## Begin Given data

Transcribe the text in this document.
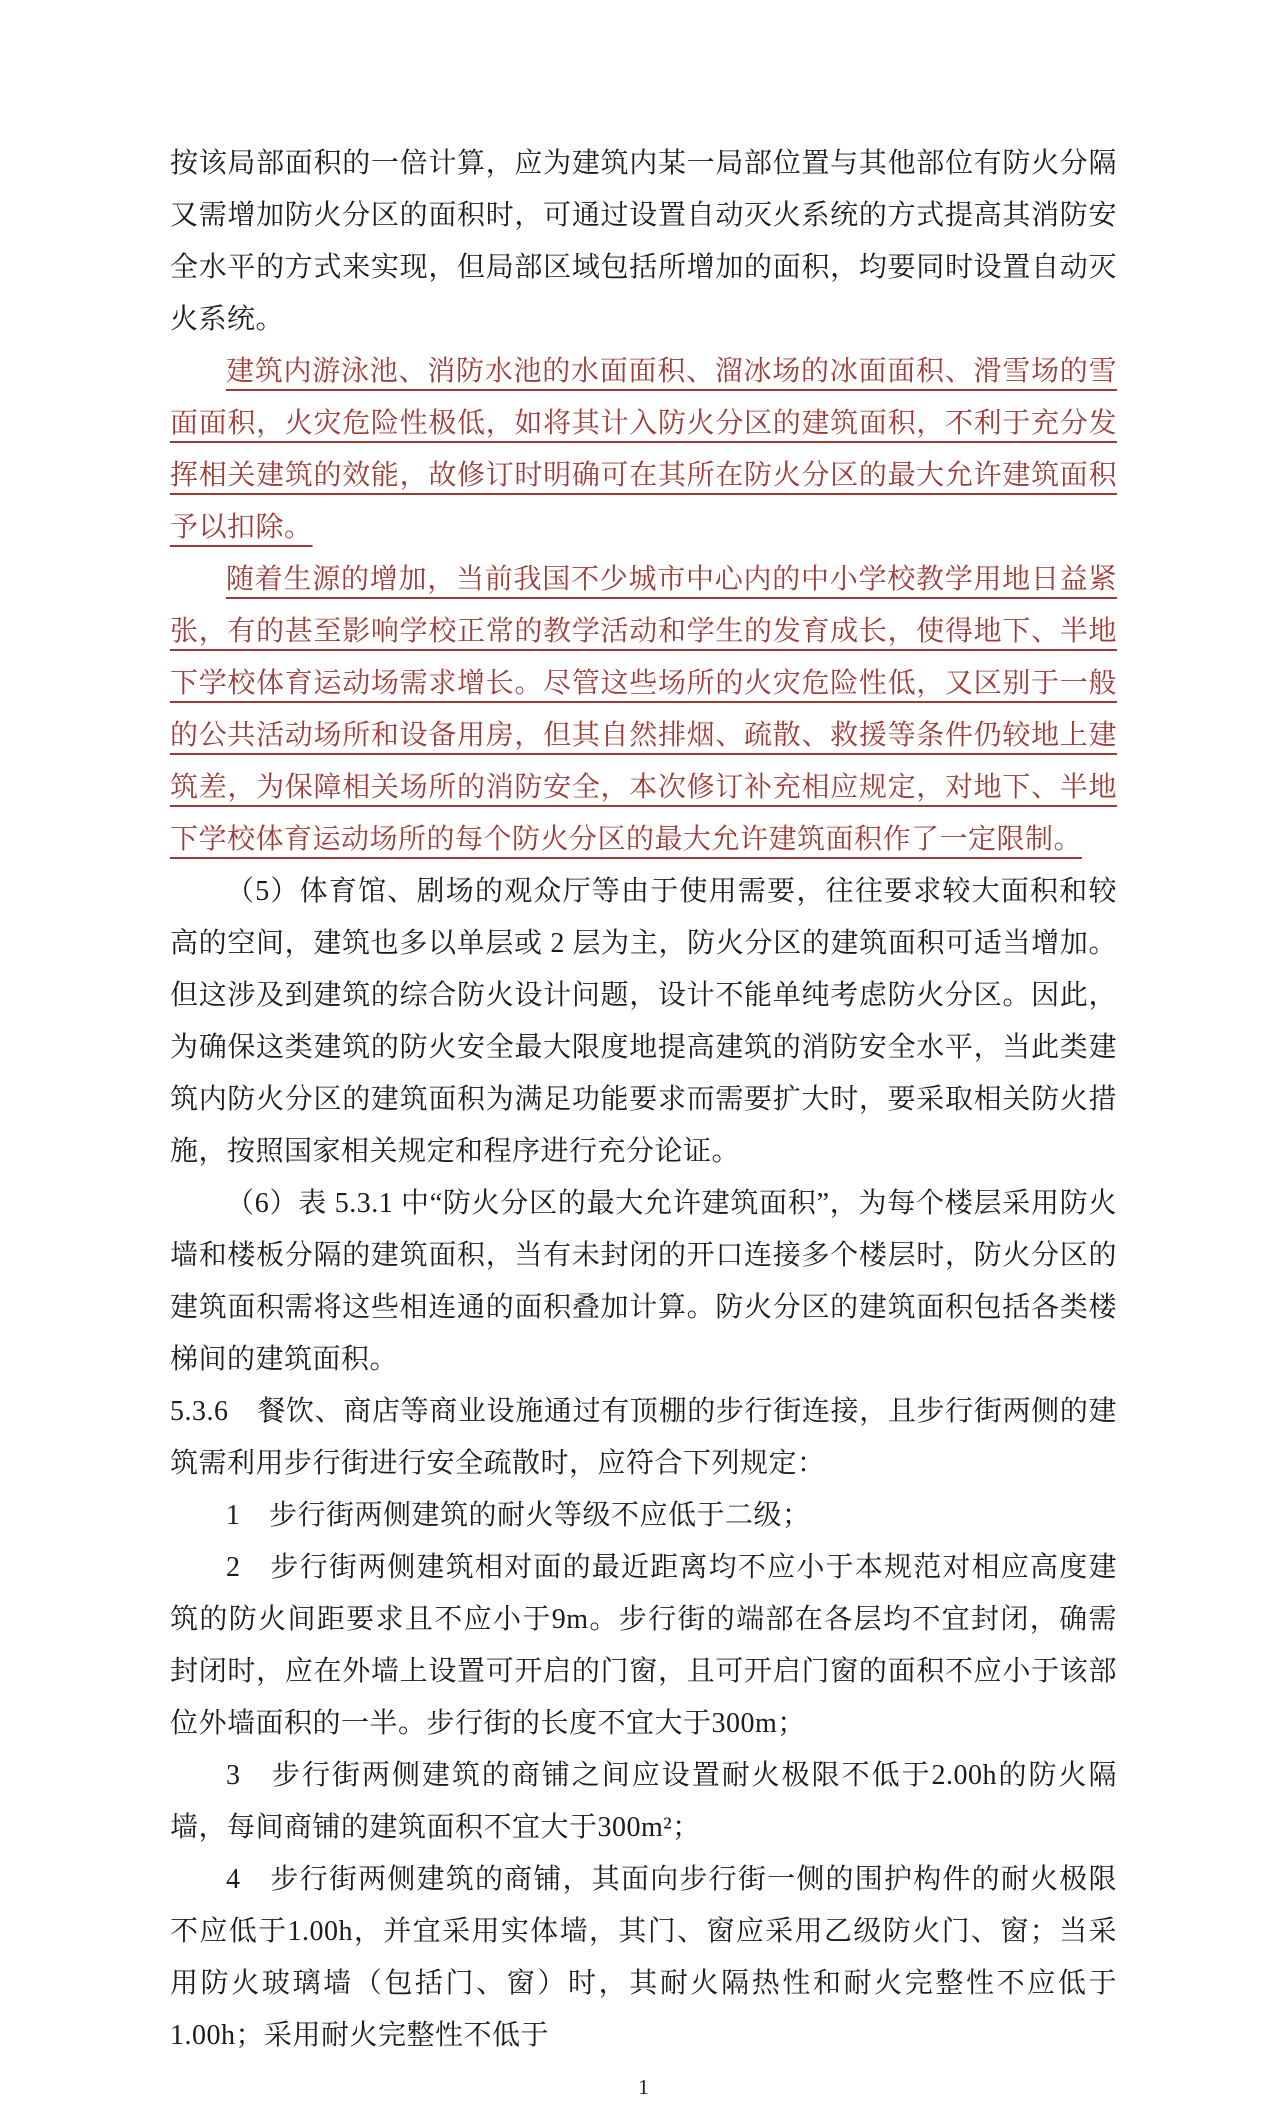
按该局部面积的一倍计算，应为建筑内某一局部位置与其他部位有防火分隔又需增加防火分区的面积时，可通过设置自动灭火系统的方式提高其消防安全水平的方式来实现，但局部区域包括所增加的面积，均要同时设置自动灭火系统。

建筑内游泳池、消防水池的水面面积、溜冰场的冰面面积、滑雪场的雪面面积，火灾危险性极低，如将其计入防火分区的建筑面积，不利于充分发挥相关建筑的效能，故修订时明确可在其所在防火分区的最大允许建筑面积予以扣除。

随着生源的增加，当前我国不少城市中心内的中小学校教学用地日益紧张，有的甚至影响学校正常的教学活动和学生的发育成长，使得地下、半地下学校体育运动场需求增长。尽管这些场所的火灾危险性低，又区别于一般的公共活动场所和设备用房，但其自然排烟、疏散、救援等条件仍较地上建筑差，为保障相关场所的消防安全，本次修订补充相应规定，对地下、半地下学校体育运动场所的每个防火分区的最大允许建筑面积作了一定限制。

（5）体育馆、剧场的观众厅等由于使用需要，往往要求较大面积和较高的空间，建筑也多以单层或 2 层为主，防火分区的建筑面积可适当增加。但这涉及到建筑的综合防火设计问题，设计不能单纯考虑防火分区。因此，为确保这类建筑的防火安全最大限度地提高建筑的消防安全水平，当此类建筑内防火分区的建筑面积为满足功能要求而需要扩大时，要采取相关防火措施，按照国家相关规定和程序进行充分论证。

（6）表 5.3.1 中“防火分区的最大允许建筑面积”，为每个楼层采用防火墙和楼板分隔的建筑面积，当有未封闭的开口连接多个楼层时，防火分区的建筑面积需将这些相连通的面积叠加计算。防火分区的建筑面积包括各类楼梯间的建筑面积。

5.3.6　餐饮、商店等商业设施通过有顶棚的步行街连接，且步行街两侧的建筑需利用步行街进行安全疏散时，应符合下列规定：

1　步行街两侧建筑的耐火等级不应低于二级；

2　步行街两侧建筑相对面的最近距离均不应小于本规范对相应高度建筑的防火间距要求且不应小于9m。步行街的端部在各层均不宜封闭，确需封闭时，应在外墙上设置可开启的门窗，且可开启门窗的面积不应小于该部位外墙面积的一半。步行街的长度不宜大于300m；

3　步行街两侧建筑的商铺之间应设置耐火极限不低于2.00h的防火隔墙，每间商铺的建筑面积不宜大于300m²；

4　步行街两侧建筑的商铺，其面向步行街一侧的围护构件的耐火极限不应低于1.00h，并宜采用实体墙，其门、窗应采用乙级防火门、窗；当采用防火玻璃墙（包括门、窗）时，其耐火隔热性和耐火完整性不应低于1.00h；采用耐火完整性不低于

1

## End Given data
## Begin Given data

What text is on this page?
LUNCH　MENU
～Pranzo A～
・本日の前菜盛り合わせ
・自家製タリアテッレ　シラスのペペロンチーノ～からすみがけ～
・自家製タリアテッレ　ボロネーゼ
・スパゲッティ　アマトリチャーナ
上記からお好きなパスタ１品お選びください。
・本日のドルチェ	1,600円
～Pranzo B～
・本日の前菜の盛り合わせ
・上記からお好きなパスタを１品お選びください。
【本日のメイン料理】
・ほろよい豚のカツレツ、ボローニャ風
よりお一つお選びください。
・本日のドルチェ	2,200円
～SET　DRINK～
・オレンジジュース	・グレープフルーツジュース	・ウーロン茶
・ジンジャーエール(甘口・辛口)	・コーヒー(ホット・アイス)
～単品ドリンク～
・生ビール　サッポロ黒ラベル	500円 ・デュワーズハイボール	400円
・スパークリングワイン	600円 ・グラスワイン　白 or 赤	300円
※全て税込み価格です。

## End Given data

- Exercise brief
Pull out all lines containing the word "自家製タリアテッレ" from the entries above.

- Solution
・自家製タリアテッレ　シラスのペペロンチーノ～からすみがけ～
・自家製タリアテッレ　ボロネーゼ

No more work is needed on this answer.